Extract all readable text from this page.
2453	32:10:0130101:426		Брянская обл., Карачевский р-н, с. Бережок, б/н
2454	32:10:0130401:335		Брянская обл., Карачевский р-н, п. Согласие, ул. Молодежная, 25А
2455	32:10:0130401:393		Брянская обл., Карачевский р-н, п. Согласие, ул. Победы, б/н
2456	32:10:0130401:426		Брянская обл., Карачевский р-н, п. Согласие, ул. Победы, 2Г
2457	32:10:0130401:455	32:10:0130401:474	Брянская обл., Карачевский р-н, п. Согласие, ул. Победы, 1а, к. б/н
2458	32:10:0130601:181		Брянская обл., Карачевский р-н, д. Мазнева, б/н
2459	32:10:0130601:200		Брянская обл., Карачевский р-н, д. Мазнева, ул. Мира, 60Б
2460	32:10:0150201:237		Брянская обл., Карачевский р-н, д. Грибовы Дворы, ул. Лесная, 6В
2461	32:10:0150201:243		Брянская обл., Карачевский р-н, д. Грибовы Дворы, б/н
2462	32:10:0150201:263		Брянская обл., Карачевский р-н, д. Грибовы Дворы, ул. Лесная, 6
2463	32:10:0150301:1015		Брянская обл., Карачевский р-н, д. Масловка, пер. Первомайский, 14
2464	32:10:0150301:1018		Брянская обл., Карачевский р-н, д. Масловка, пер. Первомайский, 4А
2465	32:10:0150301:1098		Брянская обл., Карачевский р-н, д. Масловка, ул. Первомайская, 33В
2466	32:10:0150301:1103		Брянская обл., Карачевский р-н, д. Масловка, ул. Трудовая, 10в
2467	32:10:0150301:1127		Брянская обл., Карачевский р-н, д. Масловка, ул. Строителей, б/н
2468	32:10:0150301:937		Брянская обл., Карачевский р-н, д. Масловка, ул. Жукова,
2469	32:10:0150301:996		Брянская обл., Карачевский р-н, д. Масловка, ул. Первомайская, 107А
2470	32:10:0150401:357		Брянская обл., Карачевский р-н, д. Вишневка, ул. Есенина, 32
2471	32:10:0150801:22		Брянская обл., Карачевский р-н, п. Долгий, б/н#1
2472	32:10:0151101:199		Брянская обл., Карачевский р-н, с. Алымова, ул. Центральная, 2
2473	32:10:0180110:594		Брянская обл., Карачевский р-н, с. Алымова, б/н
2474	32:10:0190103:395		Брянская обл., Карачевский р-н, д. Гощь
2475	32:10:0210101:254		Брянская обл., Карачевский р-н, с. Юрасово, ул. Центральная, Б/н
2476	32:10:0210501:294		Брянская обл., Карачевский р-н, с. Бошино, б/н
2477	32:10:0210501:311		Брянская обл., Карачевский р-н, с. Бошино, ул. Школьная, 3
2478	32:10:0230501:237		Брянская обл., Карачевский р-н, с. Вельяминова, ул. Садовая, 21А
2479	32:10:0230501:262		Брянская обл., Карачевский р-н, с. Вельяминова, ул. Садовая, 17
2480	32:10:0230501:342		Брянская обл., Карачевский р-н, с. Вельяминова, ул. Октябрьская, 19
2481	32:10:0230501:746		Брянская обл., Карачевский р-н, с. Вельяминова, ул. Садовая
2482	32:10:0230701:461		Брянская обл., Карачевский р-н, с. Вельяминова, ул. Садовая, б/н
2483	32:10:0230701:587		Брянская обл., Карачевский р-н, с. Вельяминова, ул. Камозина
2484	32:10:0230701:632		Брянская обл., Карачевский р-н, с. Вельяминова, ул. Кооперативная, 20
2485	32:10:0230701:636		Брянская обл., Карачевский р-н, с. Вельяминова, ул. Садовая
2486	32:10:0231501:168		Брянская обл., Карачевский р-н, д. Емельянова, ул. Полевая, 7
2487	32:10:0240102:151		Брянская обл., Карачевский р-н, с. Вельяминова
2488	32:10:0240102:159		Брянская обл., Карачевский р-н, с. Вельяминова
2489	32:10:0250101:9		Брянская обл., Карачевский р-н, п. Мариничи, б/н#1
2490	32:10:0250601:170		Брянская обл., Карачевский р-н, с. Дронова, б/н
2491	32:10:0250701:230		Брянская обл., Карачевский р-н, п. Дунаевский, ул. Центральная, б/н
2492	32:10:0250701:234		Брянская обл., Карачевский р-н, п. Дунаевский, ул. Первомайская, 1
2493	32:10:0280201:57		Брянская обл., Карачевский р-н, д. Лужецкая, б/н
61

■ Task directions ■
Repeat each record exactly, leaving nothing out.

■ The reply ■
Extract all readable text from this page.
2453	32:10:0130101:426		Брянская обл., Карачевский р-н, с. Бережок, б/н
2454	32:10:0130401:335		Брянская обл., Карачевский р-н, п. Согласие, ул. Молодежная, 25А
2455	32:10:0130401:393		Брянская обл., Карачевский р-н, п. Согласие, ул. Победы, б/н
2456	32:10:0130401:426		Брянская обл., Карачевский р-н, п. Согласие, ул. Победы, 2Г
2457	32:10:0130401:455	32:10:0130401:474	Брянская обл., Карачевский р-н, п. Согласие, ул. Победы, 1а, к. б/н
2458	32:10:0130601:181		Брянская обл., Карачевский р-н, д. Мазнева, б/н
2459	32:10:0130601:200		Брянская обл., Карачевский р-н, д. Мазнева, ул. Мира, 60Б
2460	32:10:0150201:237		Брянская обл., Карачевский р-н, д. Грибовы Дворы, ул. Лесная, 6В
2461	32:10:0150201:243		Брянская обл., Карачевский р-н, д. Грибовы Дворы, б/н
2462	32:10:0150201:263		Брянская обл., Карачевский р-н, д. Грибовы Дворы, ул. Лесная, 6
2463	32:10:0150301:1015		Брянская обл., Карачевский р-н, д. Масловка, пер. Первомайский, 14
2464	32:10:0150301:1018		Брянская обл., Карачевский р-н, д. Масловка, пер. Первомайский, 4А
2465	32:10:0150301:1098		Брянская обл., Карачевский р-н, д. Масловка, ул. Первомайская, 33В
2466	32:10:0150301:1103		Брянская обл., Карачевский р-н, д. Масловка, ул. Трудовая, 10в
2467	32:10:0150301:1127		Брянская обл., Карачевский р-н, д. Масловка, ул. Строителей, б/н
2468	32:10:0150301:937		Брянская обл., Карачевский р-н, д. Масловка, ул. Жукова,
2469	32:10:0150301:996		Брянская обл., Карачевский р-н, д. Масловка, ул. Первомайская, 107А
2470	32:10:0150401:357		Брянская обл., Карачевский р-н, д. Вишневка, ул. Есенина, 32
2471	32:10:0150801:22		Брянская обл., Карачевский р-н, п. Долгий, б/н#1
2472	32:10:0151101:199		Брянская обл., Карачевский р-н, с. Алымова, ул. Центральная, 2
2473	32:10:0180110:594		Брянская обл., Карачевский р-н, с. Алымова, б/н
2474	32:10:0190103:395		Брянская обл., Карачевский р-н, д. Гощь
2475	32:10:0210101:254		Брянская обл., Карачевский р-н, с. Юрасово, ул. Центральная, Б/н
2476	32:10:0210501:294		Брянская обл., Карачевский р-н, с. Бошино, б/н
2477	32:10:0210501:311		Брянская обл., Карачевский р-н, с. Бошино, ул. Школьная, 3
2478	32:10:0230501:237		Брянская обл., Карачевский р-н, с. Вельяминова, ул. Садовая, 21А
2479	32:10:0230501:262		Брянская обл., Карачевский р-н, с. Вельяминова, ул. Садовая, 17
2480	32:10:0230501:342		Брянская обл., Карачевский р-н, с. Вельяминова, ул. Октябрьская, 19
2481	32:10:0230501:746		Брянская обл., Карачевский р-н, с. Вельяминова, ул. Садовая
2482	32:10:0230701:461		Брянская обл., Карачевский р-н, с. Вельяминова, ул. Садовая, б/н
2483	32:10:0230701:587		Брянская обл., Карачевский р-н, с. Вельяминова, ул. Камозина
2484	32:10:0230701:632		Брянская обл., Карачевский р-н, с. Вельяминова, ул. Кооперативная, 20
2485	32:10:0230701:636		Брянская обл., Карачевский р-н, с. Вельяминова, ул. Садовая
2486	32:10:0231501:168		Брянская обл., Карачевский р-н, д. Емельянова, ул. Полевая, 7
2487	32:10:0240102:151		Брянская обл., Карачевский р-н, с. Вельяминова
2488	32:10:0240102:159		Брянская обл., Карачевский р-н, с. Вельяминова
2489	32:10:0250101:9		Брянская обл., Карачевский р-н, п. Мариничи, б/н#1
2490	32:10:0250601:170		Брянская обл., Карачевский р-н, с. Дронова, б/н
2491	32:10:0250701:230		Брянская обл., Карачевский р-н, п. Дунаевский, ул. Центральная, б/н
2492	32:10:0250701:234		Брянская обл., Карачевский р-н, п. Дунаевский, ул. Первомайская, 1
2493	32:10:0280201:57		Брянская обл., Карачевский р-н, д. Лужецкая, б/н
61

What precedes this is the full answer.